What follows is a listing. Return every line of it exactly.

+++ EXTRACTED DATA +++

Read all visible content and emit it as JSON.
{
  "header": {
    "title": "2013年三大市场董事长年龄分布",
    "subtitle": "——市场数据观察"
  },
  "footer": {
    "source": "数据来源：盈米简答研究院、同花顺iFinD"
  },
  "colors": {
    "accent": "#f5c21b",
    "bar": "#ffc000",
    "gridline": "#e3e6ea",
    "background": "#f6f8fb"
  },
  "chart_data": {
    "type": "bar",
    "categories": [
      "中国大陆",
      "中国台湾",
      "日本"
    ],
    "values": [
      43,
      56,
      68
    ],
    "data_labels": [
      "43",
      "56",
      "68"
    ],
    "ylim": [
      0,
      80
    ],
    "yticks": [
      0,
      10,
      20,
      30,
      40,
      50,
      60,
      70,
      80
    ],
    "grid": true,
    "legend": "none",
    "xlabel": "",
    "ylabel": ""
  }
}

+++

> [TASK OUTPUT]:
Read all visible content and emit it as JSON.
{
  "header": {
    "title": "2013年三大市场董事长年龄分布",
    "subtitle": "——市场数据观察"
  },
  "footer": {
    "source": "数据来源：盈米简答研究院、同花顺iFinD"
  },
  "colors": {
    "accent": "#f5c21b",
    "bar": "#ffc000",
    "gridline": "#e3e6ea",
    "background": "#f6f8fb"
  },
  "chart_data": {
    "type": "bar",
    "categories": [
      "中国大陆",
      "中国台湾",
      "日本"
    ],
    "values": [
      43,
      56,
      68
    ],
    "data_labels": [
      "43",
      "56",
      "68"
    ],
    "ylim": [
      0,
      80
    ],
    "yticks": [
      0,
      10,
      20,
      30,
      40,
      50,
      60,
      70,
      80
    ],
    "grid": true,
    "legend": "none",
    "xlabel": "",
    "ylabel": ""
  }
}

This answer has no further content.